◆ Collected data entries
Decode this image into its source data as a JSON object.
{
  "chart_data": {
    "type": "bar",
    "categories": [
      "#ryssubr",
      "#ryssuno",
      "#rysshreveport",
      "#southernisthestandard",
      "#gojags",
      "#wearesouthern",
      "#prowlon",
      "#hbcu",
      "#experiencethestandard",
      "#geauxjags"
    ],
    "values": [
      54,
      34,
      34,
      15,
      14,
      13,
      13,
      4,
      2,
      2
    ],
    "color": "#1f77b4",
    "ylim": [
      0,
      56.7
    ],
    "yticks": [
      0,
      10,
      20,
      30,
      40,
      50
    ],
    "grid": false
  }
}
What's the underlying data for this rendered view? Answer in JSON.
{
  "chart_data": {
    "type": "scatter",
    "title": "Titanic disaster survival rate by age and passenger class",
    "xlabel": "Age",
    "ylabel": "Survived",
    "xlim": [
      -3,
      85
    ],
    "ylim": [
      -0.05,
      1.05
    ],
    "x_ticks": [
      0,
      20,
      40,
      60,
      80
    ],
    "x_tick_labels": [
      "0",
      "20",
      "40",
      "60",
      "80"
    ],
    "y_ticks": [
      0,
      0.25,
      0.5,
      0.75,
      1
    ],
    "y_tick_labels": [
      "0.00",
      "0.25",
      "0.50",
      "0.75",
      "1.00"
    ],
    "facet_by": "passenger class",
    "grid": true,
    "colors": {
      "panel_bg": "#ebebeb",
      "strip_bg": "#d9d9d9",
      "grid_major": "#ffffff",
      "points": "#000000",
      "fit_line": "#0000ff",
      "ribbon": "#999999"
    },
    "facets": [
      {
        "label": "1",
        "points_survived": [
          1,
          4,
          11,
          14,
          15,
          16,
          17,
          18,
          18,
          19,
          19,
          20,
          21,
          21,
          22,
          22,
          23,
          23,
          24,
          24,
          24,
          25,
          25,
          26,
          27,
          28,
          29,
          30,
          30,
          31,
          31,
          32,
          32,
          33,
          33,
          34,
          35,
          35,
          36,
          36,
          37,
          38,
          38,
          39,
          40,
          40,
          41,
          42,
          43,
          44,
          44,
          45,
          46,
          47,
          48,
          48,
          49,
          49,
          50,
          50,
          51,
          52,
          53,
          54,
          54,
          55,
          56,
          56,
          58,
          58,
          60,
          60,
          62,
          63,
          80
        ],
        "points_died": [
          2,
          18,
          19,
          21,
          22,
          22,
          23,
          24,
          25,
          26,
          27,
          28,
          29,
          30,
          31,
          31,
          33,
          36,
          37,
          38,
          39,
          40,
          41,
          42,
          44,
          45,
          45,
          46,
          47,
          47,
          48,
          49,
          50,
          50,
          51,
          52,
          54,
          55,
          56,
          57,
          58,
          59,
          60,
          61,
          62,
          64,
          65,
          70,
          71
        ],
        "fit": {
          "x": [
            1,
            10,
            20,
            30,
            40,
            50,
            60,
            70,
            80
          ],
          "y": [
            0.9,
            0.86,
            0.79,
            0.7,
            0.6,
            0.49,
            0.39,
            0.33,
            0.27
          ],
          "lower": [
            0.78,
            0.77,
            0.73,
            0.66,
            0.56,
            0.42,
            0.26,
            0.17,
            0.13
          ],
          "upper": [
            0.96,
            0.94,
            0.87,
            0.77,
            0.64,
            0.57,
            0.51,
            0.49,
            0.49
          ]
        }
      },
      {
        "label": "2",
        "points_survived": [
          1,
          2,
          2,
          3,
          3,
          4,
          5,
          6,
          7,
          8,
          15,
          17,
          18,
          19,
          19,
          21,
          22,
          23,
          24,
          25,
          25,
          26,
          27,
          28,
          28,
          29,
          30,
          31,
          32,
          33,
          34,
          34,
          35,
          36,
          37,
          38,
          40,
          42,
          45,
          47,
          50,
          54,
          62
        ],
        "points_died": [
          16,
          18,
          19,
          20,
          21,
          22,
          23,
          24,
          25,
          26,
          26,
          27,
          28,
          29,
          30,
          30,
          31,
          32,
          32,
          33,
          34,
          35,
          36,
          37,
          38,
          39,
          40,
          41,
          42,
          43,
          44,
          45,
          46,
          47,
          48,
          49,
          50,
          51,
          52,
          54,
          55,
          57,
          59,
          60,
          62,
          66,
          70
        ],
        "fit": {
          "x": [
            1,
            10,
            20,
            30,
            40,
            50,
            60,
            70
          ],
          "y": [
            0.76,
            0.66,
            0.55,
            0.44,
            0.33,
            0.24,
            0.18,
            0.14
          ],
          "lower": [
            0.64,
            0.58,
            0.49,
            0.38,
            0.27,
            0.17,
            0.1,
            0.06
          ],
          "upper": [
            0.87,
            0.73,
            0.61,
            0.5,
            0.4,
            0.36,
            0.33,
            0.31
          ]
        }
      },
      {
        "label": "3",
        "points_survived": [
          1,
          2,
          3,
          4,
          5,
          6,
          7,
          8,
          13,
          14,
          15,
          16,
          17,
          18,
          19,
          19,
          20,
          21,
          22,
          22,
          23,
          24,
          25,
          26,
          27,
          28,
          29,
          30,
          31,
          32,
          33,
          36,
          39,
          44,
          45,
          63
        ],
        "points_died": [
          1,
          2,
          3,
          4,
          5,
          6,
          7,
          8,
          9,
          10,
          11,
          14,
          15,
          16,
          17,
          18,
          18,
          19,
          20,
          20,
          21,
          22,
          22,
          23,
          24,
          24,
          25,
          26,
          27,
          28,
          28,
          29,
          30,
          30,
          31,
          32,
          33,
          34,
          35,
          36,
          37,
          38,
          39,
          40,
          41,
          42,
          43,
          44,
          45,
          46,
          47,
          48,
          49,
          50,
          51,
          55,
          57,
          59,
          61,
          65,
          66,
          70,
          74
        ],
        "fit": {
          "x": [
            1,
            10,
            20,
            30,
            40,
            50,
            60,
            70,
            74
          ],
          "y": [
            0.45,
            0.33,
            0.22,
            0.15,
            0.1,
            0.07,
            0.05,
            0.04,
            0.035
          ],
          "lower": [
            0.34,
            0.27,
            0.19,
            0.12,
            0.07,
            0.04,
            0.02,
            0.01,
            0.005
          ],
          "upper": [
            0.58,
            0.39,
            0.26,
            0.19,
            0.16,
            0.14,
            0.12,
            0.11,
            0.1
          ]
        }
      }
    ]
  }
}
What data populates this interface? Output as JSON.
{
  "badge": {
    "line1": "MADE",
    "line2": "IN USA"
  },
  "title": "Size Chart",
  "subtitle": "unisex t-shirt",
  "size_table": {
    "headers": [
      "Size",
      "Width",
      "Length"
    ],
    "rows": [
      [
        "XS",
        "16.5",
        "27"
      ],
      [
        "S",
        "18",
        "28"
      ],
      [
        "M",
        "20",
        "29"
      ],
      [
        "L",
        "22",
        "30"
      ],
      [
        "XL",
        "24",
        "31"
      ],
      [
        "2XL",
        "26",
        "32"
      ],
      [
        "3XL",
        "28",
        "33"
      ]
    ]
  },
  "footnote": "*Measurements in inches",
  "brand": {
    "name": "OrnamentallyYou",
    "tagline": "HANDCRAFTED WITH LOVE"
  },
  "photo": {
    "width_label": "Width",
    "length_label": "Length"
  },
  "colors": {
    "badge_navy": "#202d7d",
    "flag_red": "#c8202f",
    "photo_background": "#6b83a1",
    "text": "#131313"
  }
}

◆ Problem statement
In this exercise, repeat all entries exactly.

◆ Exercise answer
Decode this image into its source data as a JSON object.
{
  "chart_data": {
    "type": "bar",
    "categories": [
      "#ryssubr",
      "#ryssuno",
      "#rysshreveport",
      "#southernisthestandard",
      "#gojags",
      "#wearesouthern",
      "#prowlon",
      "#hbcu",
      "#experiencethestandard",
      "#geauxjags"
    ],
    "values": [
      54,
      34,
      34,
      15,
      14,
      13,
      13,
      4,
      2,
      2
    ],
    "color": "#1f77b4",
    "ylim": [
      0,
      56.7
    ],
    "yticks": [
      0,
      10,
      20,
      30,
      40,
      50
    ],
    "grid": false
  }
}
What's the underlying data for this rendered view? Answer in JSON.
{
  "chart_data": {
    "type": "scatter",
    "title": "Titanic disaster survival rate by age and passenger class",
    "xlabel": "Age",
    "ylabel": "Survived",
    "xlim": [
      -3,
      85
    ],
    "ylim": [
      -0.05,
      1.05
    ],
    "x_ticks": [
      0,
      20,
      40,
      60,
      80
    ],
    "x_tick_labels": [
      "0",
      "20",
      "40",
      "60",
      "80"
    ],
    "y_ticks": [
      0,
      0.25,
      0.5,
      0.75,
      1
    ],
    "y_tick_labels": [
      "0.00",
      "0.25",
      "0.50",
      "0.75",
      "1.00"
    ],
    "facet_by": "passenger class",
    "grid": true,
    "colors": {
      "panel_bg": "#ebebeb",
      "strip_bg": "#d9d9d9",
      "grid_major": "#ffffff",
      "points": "#000000",
      "fit_line": "#0000ff",
      "ribbon": "#999999"
    },
    "facets": [
      {
        "label": "1",
        "points_survived": [
          1,
          4,
          11,
          14,
          15,
          16,
          17,
          18,
          18,
          19,
          19,
          20,
          21,
          21,
          22,
          22,
          23,
          23,
          24,
          24,
          24,
          25,
          25,
          26,
          27,
          28,
          29,
          30,
          30,
          31,
          31,
          32,
          32,
          33,
          33,
          34,
          35,
          35,
          36,
          36,
          37,
          38,
          38,
          39,
          40,
          40,
          41,
          42,
          43,
          44,
          44,
          45,
          46,
          47,
          48,
          48,
          49,
          49,
          50,
          50,
          51,
          52,
          53,
          54,
          54,
          55,
          56,
          56,
          58,
          58,
          60,
          60,
          62,
          63,
          80
        ],
        "points_died": [
          2,
          18,
          19,
          21,
          22,
          22,
          23,
          24,
          25,
          26,
          27,
          28,
          29,
          30,
          31,
          31,
          33,
          36,
          37,
          38,
          39,
          40,
          41,
          42,
          44,
          45,
          45,
          46,
          47,
          47,
          48,
          49,
          50,
          50,
          51,
          52,
          54,
          55,
          56,
          57,
          58,
          59,
          60,
          61,
          62,
          64,
          65,
          70,
          71
        ],
        "fit": {
          "x": [
            1,
            10,
            20,
            30,
            40,
            50,
            60,
            70,
            80
          ],
          "y": [
            0.9,
            0.86,
            0.79,
            0.7,
            0.6,
            0.49,
            0.39,
            0.33,
            0.27
          ],
          "lower": [
            0.78,
            0.77,
            0.73,
            0.66,
            0.56,
            0.42,
            0.26,
            0.17,
            0.13
          ],
          "upper": [
            0.96,
            0.94,
            0.87,
            0.77,
            0.64,
            0.57,
            0.51,
            0.49,
            0.49
          ]
        }
      },
      {
        "label": "2",
        "points_survived": [
          1,
          2,
          2,
          3,
          3,
          4,
          5,
          6,
          7,
          8,
          15,
          17,
          18,
          19,
          19,
          21,
          22,
          23,
          24,
          25,
          25,
          26,
          27,
          28,
          28,
          29,
          30,
          31,
          32,
          33,
          34,
          34,
          35,
          36,
          37,
          38,
          40,
          42,
          45,
          47,
          50,
          54,
          62
        ],
        "points_died": [
          16,
          18,
          19,
          20,
          21,
          22,
          23,
          24,
          25,
          26,
          26,
          27,
          28,
          29,
          30,
          30,
          31,
          32,
          32,
          33,
          34,
          35,
          36,
          37,
          38,
          39,
          40,
          41,
          42,
          43,
          44,
          45,
          46,
          47,
          48,
          49,
          50,
          51,
          52,
          54,
          55,
          57,
          59,
          60,
          62,
          66,
          70
        ],
        "fit": {
          "x": [
            1,
            10,
            20,
            30,
            40,
            50,
            60,
            70
          ],
          "y": [
            0.76,
            0.66,
            0.55,
            0.44,
            0.33,
            0.24,
            0.18,
            0.14
          ],
          "lower": [
            0.64,
            0.58,
            0.49,
            0.38,
            0.27,
            0.17,
            0.1,
            0.06
          ],
          "upper": [
            0.87,
            0.73,
            0.61,
            0.5,
            0.4,
            0.36,
            0.33,
            0.31
          ]
        }
      },
      {
        "label": "3",
        "points_survived": [
          1,
          2,
          3,
          4,
          5,
          6,
          7,
          8,
          13,
          14,
          15,
          16,
          17,
          18,
          19,
          19,
          20,
          21,
          22,
          22,
          23,
          24,
          25,
          26,
          27,
          28,
          29,
          30,
          31,
          32,
          33,
          36,
          39,
          44,
          45,
          63
        ],
        "points_died": [
          1,
          2,
          3,
          4,
          5,
          6,
          7,
          8,
          9,
          10,
          11,
          14,
          15,
          16,
          17,
          18,
          18,
          19,
          20,
          20,
          21,
          22,
          22,
          23,
          24,
          24,
          25,
          26,
          27,
          28,
          28,
          29,
          30,
          30,
          31,
          32,
          33,
          34,
          35,
          36,
          37,
          38,
          39,
          40,
          41,
          42,
          43,
          44,
          45,
          46,
          47,
          48,
          49,
          50,
          51,
          55,
          57,
          59,
          61,
          65,
          66,
          70,
          74
        ],
        "fit": {
          "x": [
            1,
            10,
            20,
            30,
            40,
            50,
            60,
            70,
            74
          ],
          "y": [
            0.45,
            0.33,
            0.22,
            0.15,
            0.1,
            0.07,
            0.05,
            0.04,
            0.035
          ],
          "lower": [
            0.34,
            0.27,
            0.19,
            0.12,
            0.07,
            0.04,
            0.02,
            0.01,
            0.005
          ],
          "upper": [
            0.58,
            0.39,
            0.26,
            0.19,
            0.16,
            0.14,
            0.12,
            0.11,
            0.1
          ]
        }
      }
    ]
  }
}
What data populates this interface? Output as JSON.
{
  "badge": {
    "line1": "MADE",
    "line2": "IN USA"
  },
  "title": "Size Chart",
  "subtitle": "unisex t-shirt",
  "size_table": {
    "headers": [
      "Size",
      "Width",
      "Length"
    ],
    "rows": [
      [
        "XS",
        "16.5",
        "27"
      ],
      [
        "S",
        "18",
        "28"
      ],
      [
        "M",
        "20",
        "29"
      ],
      [
        "L",
        "22",
        "30"
      ],
      [
        "XL",
        "24",
        "31"
      ],
      [
        "2XL",
        "26",
        "32"
      ],
      [
        "3XL",
        "28",
        "33"
      ]
    ]
  },
  "footnote": "*Measurements in inches",
  "brand": {
    "name": "OrnamentallyYou",
    "tagline": "HANDCRAFTED WITH LOVE"
  },
  "photo": {
    "width_label": "Width",
    "length_label": "Length"
  },
  "colors": {
    "badge_navy": "#202d7d",
    "flag_red": "#c8202f",
    "photo_background": "#6b83a1",
    "text": "#131313"
  }
}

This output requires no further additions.